Material for this task -
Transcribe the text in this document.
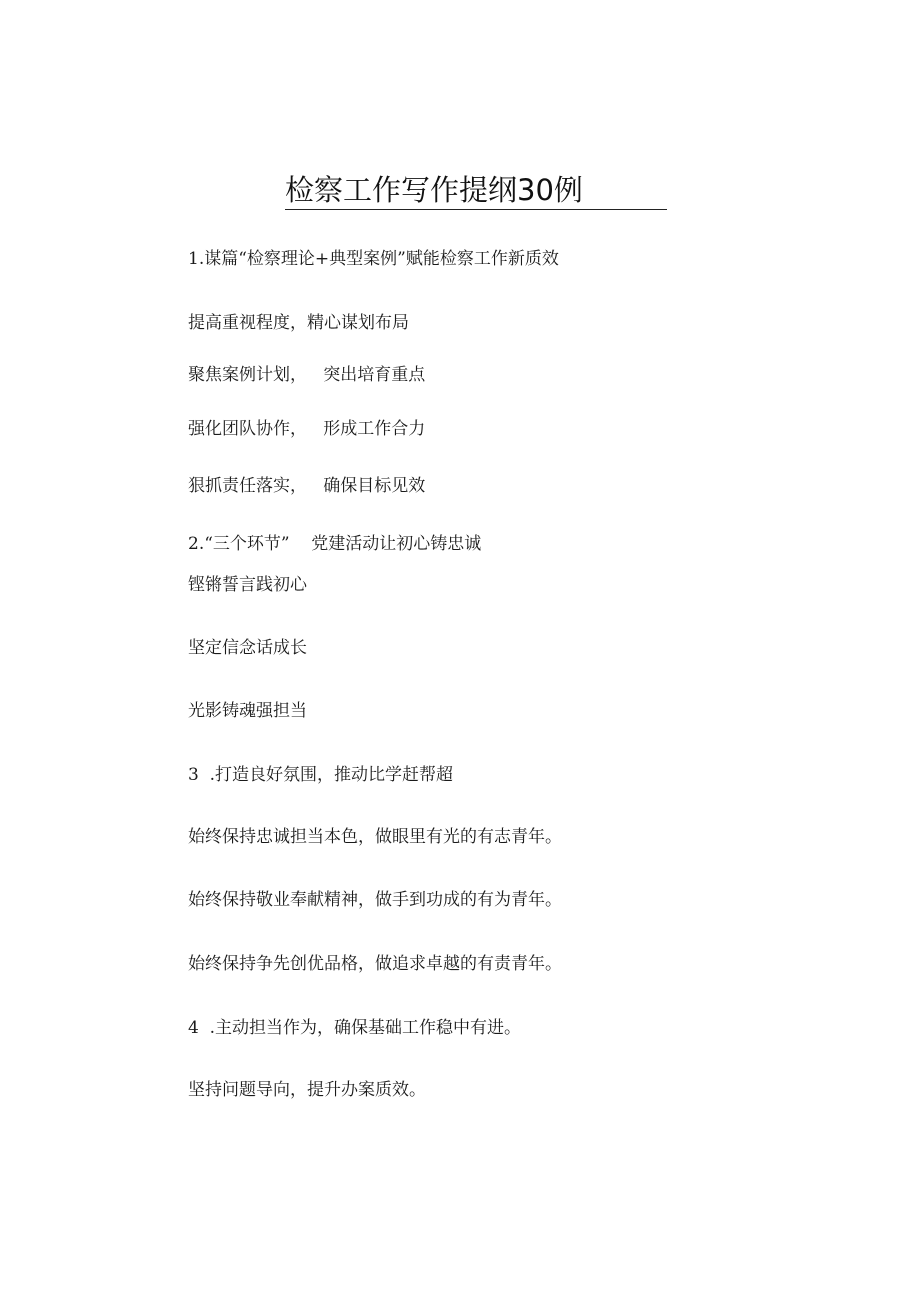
检察工作写作提纲30例
1.谋篇“检察理论+典型案例”赋能检察工作新质效
提高重视程度，精心谋划布局
聚焦案例计划，   突出培育重点
强化团队协作，   形成工作合力
狠抓责任落实，   确保目标见效
2.“三个环节”    党建活动让初心铸忠诚
铿锵誓言践初心
坚定信念话成长
光影铸魂强担当
3  .打造良好氛围，推动比学赶帮超
始终保持忠诚担当本色，做眼里有光的有志青年。
始终保持敬业奉献精神，做手到功成的有为青年。
始终保持争先创优品格，做追求卓越的有责青年。
4  .主动担当作为，确保基础工作稳中有进。
坚持问题导向，提升办案质效。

Problem - Set down the material above as is, without any pictures.

Answer to the exercise -
Transcribe the text in this document.
检察工作写作提纲30例
1.谋篇“检察理论+典型案例”赋能检察工作新质效
提高重视程度，精心谋划布局
聚焦案例计划，   突出培育重点
强化团队协作，   形成工作合力
狠抓责任落实，   确保目标见效
2.“三个环节”    党建活动让初心铸忠诚
铿锵誓言践初心
坚定信念话成长
光影铸魂强担当
3  .打造良好氛围，推动比学赶帮超
始终保持忠诚担当本色，做眼里有光的有志青年。
始终保持敬业奉献精神，做手到功成的有为青年。
始终保持争先创优品格，做追求卓越的有责青年。
4  .主动担当作为，确保基础工作稳中有进。
坚持问题导向，提升办案质效。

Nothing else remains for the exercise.